• Task prompt
Retype the whole listing below, character for character.

━━━━━━

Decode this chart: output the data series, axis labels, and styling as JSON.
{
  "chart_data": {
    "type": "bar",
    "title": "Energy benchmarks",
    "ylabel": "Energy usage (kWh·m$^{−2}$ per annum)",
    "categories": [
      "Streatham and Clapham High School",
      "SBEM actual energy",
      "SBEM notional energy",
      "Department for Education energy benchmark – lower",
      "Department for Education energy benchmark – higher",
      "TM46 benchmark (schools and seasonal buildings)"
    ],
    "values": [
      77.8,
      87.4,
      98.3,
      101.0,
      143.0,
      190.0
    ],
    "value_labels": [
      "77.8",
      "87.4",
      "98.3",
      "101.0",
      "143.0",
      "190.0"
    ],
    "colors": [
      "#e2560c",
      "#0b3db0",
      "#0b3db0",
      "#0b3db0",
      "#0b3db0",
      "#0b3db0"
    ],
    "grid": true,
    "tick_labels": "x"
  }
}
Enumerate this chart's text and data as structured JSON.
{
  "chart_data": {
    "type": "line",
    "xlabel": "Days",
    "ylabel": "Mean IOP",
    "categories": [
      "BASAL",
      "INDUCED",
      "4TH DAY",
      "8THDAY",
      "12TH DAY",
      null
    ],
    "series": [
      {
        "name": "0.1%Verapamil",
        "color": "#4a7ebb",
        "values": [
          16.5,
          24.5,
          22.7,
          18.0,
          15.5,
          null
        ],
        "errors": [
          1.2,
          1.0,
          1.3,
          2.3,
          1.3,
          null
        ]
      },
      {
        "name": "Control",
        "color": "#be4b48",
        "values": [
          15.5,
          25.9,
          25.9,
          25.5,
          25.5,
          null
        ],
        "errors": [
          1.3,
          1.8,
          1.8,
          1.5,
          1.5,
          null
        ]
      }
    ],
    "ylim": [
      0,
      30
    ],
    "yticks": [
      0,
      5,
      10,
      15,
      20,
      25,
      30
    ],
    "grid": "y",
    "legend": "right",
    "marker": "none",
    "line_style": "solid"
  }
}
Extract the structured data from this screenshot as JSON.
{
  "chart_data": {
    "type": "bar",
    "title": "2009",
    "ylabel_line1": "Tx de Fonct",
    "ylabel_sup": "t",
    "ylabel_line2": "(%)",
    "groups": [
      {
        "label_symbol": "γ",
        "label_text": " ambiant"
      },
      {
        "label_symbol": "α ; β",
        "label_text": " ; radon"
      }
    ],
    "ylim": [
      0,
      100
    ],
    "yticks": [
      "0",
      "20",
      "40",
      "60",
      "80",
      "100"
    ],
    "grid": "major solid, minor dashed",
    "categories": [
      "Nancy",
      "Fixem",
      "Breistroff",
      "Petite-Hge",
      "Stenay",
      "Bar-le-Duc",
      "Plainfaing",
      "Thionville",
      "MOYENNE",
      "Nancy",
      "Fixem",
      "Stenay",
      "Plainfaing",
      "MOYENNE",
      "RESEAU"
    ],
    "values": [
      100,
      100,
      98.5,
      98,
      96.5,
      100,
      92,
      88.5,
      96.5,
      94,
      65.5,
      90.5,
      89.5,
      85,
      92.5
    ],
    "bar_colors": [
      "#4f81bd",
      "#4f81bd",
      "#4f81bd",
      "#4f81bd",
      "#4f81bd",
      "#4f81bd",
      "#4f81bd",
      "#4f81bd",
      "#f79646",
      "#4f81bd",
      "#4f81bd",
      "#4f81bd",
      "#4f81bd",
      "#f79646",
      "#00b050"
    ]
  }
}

━━━━━━

• Exercise result
Decode this chart: output the data series, axis labels, and styling as JSON.
{
  "chart_data": {
    "type": "bar",
    "title": "Energy benchmarks",
    "ylabel": "Energy usage (kWh·m$^{−2}$ per annum)",
    "categories": [
      "Streatham and Clapham High School",
      "SBEM actual energy",
      "SBEM notional energy",
      "Department for Education energy benchmark – lower",
      "Department for Education energy benchmark – higher",
      "TM46 benchmark (schools and seasonal buildings)"
    ],
    "values": [
      77.8,
      87.4,
      98.3,
      101.0,
      143.0,
      190.0
    ],
    "value_labels": [
      "77.8",
      "87.4",
      "98.3",
      "101.0",
      "143.0",
      "190.0"
    ],
    "colors": [
      "#e2560c",
      "#0b3db0",
      "#0b3db0",
      "#0b3db0",
      "#0b3db0",
      "#0b3db0"
    ],
    "grid": true,
    "tick_labels": "x"
  }
}
Enumerate this chart's text and data as structured JSON.
{
  "chart_data": {
    "type": "line",
    "xlabel": "Days",
    "ylabel": "Mean IOP",
    "categories": [
      "BASAL",
      "INDUCED",
      "4TH DAY",
      "8THDAY",
      "12TH DAY",
      null
    ],
    "series": [
      {
        "name": "0.1%Verapamil",
        "color": "#4a7ebb",
        "values": [
          16.5,
          24.5,
          22.7,
          18.0,
          15.5,
          null
        ],
        "errors": [
          1.2,
          1.0,
          1.3,
          2.3,
          1.3,
          null
        ]
      },
      {
        "name": "Control",
        "color": "#be4b48",
        "values": [
          15.5,
          25.9,
          25.9,
          25.5,
          25.5,
          null
        ],
        "errors": [
          1.3,
          1.8,
          1.8,
          1.5,
          1.5,
          null
        ]
      }
    ],
    "ylim": [
      0,
      30
    ],
    "yticks": [
      0,
      5,
      10,
      15,
      20,
      25,
      30
    ],
    "grid": "y",
    "legend": "right",
    "marker": "none",
    "line_style": "solid"
  }
}
Extract the structured data from this screenshot as JSON.
{
  "chart_data": {
    "type": "bar",
    "title": "2009",
    "ylabel_line1": "Tx de Fonct",
    "ylabel_sup": "t",
    "ylabel_line2": "(%)",
    "groups": [
      {
        "label_symbol": "γ",
        "label_text": " ambiant"
      },
      {
        "label_symbol": "α ; β",
        "label_text": " ; radon"
      }
    ],
    "ylim": [
      0,
      100
    ],
    "yticks": [
      "0",
      "20",
      "40",
      "60",
      "80",
      "100"
    ],
    "grid": "major solid, minor dashed",
    "categories": [
      "Nancy",
      "Fixem",
      "Breistroff",
      "Petite-Hge",
      "Stenay",
      "Bar-le-Duc",
      "Plainfaing",
      "Thionville",
      "MOYENNE",
      "Nancy",
      "Fixem",
      "Stenay",
      "Plainfaing",
      "MOYENNE",
      "RESEAU"
    ],
    "values": [
      100,
      100,
      98.5,
      98,
      96.5,
      100,
      92,
      88.5,
      96.5,
      94,
      65.5,
      90.5,
      89.5,
      85,
      92.5
    ],
    "bar_colors": [
      "#4f81bd",
      "#4f81bd",
      "#4f81bd",
      "#4f81bd",
      "#4f81bd",
      "#4f81bd",
      "#4f81bd",
      "#4f81bd",
      "#f79646",
      "#4f81bd",
      "#4f81bd",
      "#4f81bd",
      "#4f81bd",
      "#f79646",
      "#00b050"
    ]
  }
}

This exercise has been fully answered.